| EXERCISE OBJECTIVE |
Retype each record shown below, leaving every character as it is.

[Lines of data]
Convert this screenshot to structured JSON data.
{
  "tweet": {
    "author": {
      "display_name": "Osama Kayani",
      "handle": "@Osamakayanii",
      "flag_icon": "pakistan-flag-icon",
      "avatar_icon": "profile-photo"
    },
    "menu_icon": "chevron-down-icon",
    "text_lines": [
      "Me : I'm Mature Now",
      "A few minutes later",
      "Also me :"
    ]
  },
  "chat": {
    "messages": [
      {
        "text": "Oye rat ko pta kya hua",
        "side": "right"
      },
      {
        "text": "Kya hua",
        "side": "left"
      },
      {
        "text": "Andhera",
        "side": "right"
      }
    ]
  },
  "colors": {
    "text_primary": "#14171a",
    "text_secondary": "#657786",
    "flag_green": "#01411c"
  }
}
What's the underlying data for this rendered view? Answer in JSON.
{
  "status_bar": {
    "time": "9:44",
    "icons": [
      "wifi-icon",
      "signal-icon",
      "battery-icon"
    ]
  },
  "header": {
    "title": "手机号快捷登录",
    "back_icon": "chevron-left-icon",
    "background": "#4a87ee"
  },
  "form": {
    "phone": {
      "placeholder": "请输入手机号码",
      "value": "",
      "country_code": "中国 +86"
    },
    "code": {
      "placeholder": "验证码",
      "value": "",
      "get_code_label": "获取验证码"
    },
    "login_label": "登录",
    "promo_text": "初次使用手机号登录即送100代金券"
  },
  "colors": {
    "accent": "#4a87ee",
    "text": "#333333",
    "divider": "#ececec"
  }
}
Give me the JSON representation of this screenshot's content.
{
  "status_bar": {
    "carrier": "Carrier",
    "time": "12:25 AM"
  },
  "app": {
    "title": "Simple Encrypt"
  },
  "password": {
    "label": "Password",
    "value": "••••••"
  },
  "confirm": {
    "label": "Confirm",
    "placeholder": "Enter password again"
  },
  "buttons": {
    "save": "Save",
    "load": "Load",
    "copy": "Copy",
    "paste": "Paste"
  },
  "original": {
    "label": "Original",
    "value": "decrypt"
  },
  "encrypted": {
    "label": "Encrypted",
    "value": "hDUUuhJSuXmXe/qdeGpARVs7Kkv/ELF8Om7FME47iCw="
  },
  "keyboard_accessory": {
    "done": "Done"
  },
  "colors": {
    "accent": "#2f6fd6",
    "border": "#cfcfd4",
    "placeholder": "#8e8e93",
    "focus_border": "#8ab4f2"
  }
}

| THE SOLUTION |
Convert this screenshot to structured JSON data.
{
  "tweet": {
    "author": {
      "display_name": "Osama Kayani",
      "handle": "@Osamakayanii",
      "flag_icon": "pakistan-flag-icon",
      "avatar_icon": "profile-photo"
    },
    "menu_icon": "chevron-down-icon",
    "text_lines": [
      "Me : I'm Mature Now",
      "A few minutes later",
      "Also me :"
    ]
  },
  "chat": {
    "messages": [
      {
        "text": "Oye rat ko pta kya hua",
        "side": "right"
      },
      {
        "text": "Kya hua",
        "side": "left"
      },
      {
        "text": "Andhera",
        "side": "right"
      }
    ]
  },
  "colors": {
    "text_primary": "#14171a",
    "text_secondary": "#657786",
    "flag_green": "#01411c"
  }
}
What's the underlying data for this rendered view? Answer in JSON.
{
  "status_bar": {
    "time": "9:44",
    "icons": [
      "wifi-icon",
      "signal-icon",
      "battery-icon"
    ]
  },
  "header": {
    "title": "手机号快捷登录",
    "back_icon": "chevron-left-icon",
    "background": "#4a87ee"
  },
  "form": {
    "phone": {
      "placeholder": "请输入手机号码",
      "value": "",
      "country_code": "中国 +86"
    },
    "code": {
      "placeholder": "验证码",
      "value": "",
      "get_code_label": "获取验证码"
    },
    "login_label": "登录",
    "promo_text": "初次使用手机号登录即送100代金券"
  },
  "colors": {
    "accent": "#4a87ee",
    "text": "#333333",
    "divider": "#ececec"
  }
}
Give me the JSON representation of this screenshot's content.
{
  "status_bar": {
    "carrier": "Carrier",
    "time": "12:25 AM"
  },
  "app": {
    "title": "Simple Encrypt"
  },
  "password": {
    "label": "Password",
    "value": "••••••"
  },
  "confirm": {
    "label": "Confirm",
    "placeholder": "Enter password again"
  },
  "buttons": {
    "save": "Save",
    "load": "Load",
    "copy": "Copy",
    "paste": "Paste"
  },
  "original": {
    "label": "Original",
    "value": "decrypt"
  },
  "encrypted": {
    "label": "Encrypted",
    "value": "hDUUuhJSuXmXe/qdeGpARVs7Kkv/ELF8Om7FME47iCw="
  },
  "keyboard_accessory": {
    "done": "Done"
  },
  "colors": {
    "accent": "#2f6fd6",
    "border": "#cfcfd4",
    "placeholder": "#8e8e93",
    "focus_border": "#8ab4f2"
  }
}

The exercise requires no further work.